» DATA TO EXAMINE
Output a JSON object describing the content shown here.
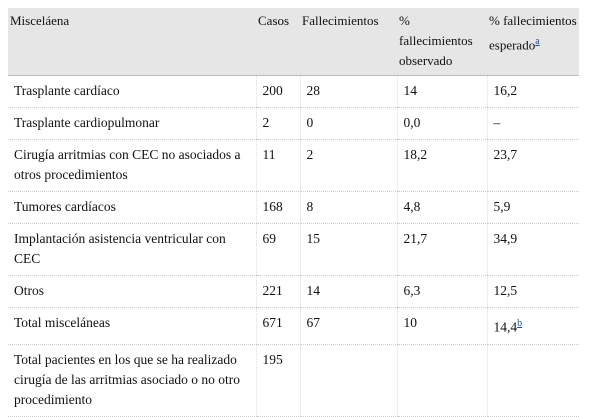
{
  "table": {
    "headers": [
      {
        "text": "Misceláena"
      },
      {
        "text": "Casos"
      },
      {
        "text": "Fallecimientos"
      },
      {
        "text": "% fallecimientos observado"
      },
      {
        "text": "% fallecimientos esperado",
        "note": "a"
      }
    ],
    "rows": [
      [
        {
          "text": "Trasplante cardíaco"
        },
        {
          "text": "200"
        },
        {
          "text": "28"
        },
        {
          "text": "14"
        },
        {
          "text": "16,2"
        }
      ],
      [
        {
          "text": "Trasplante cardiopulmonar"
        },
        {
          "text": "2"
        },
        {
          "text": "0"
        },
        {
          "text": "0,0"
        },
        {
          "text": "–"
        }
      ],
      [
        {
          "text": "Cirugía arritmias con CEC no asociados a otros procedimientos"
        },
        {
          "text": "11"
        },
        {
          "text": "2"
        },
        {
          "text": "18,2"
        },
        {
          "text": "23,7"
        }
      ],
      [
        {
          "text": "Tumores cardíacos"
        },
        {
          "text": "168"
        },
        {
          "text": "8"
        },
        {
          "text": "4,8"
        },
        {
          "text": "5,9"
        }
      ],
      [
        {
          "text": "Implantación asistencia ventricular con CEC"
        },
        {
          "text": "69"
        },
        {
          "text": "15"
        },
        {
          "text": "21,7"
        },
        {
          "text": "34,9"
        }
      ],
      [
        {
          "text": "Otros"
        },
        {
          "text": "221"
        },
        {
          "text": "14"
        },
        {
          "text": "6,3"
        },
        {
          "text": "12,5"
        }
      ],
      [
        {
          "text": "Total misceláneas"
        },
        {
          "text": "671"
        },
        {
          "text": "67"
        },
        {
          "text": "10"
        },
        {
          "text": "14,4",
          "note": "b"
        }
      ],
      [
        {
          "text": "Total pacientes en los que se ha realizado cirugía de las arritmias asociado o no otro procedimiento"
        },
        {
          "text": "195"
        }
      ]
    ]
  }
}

» WORK ORDER
Return each line of the listing that holds the string "arritmias".

» TASK ANSWER
          "text": "Cirugía arritmias con CEC no asociados a otros procedimientos"
          "text": "Total pacientes en los que se ha realizado cirugía de las arritmias asociado o no otro procedimiento"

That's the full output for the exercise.